Records from a collection:
━━━━━━━━━━
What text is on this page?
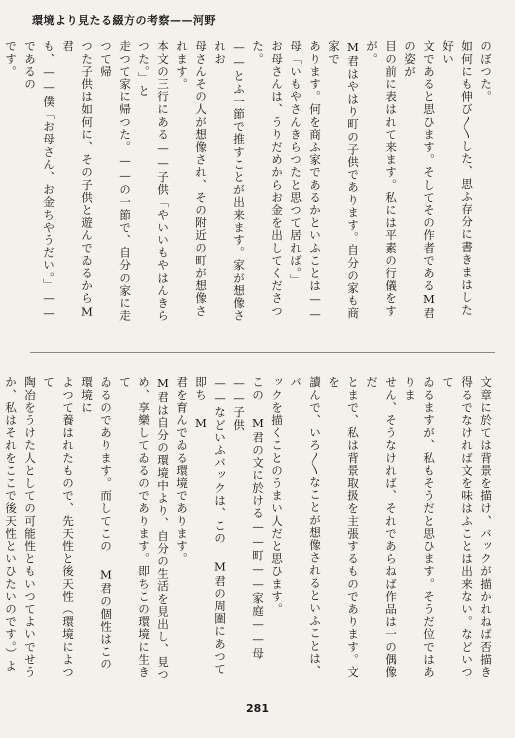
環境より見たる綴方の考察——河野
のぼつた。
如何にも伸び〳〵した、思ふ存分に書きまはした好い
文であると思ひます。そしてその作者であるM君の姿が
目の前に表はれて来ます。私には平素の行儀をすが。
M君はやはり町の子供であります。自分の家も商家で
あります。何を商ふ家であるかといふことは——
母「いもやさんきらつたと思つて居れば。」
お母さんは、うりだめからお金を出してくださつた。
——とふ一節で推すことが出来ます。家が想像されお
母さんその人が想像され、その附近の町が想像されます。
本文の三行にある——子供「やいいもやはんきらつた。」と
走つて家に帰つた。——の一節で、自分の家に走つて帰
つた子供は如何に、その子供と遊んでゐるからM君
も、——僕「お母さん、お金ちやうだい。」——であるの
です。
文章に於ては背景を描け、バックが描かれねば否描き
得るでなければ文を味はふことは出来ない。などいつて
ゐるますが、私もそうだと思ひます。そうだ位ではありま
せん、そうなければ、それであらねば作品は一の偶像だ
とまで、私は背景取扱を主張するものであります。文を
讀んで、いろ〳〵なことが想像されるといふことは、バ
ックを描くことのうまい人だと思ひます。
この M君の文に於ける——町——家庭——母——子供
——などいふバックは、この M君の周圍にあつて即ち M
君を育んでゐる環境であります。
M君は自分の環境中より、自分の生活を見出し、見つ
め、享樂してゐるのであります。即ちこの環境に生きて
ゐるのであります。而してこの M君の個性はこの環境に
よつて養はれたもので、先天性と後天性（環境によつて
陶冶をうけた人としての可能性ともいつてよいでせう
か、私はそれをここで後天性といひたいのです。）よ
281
━━━━━━━━━━
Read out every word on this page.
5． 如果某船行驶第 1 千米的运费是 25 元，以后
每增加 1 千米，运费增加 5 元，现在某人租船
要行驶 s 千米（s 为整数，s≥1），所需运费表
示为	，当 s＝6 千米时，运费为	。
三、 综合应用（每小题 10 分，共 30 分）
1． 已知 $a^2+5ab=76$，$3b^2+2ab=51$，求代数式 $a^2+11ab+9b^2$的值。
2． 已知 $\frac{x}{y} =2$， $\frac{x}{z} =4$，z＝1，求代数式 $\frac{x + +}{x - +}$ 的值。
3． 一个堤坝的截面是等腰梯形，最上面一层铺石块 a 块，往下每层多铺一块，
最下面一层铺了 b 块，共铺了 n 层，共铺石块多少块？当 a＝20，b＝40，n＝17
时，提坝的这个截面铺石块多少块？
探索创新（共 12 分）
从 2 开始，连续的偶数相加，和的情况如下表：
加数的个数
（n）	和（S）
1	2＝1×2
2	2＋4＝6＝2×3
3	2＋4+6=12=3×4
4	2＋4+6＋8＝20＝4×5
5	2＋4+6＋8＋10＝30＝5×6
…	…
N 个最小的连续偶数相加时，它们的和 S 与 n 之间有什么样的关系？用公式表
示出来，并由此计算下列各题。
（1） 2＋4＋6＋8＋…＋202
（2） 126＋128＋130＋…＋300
━━━━━━━━━━
- **Short task**
Using the records above, say how many lines include the string "this". Only the number is wanted.

- **Task solution**
2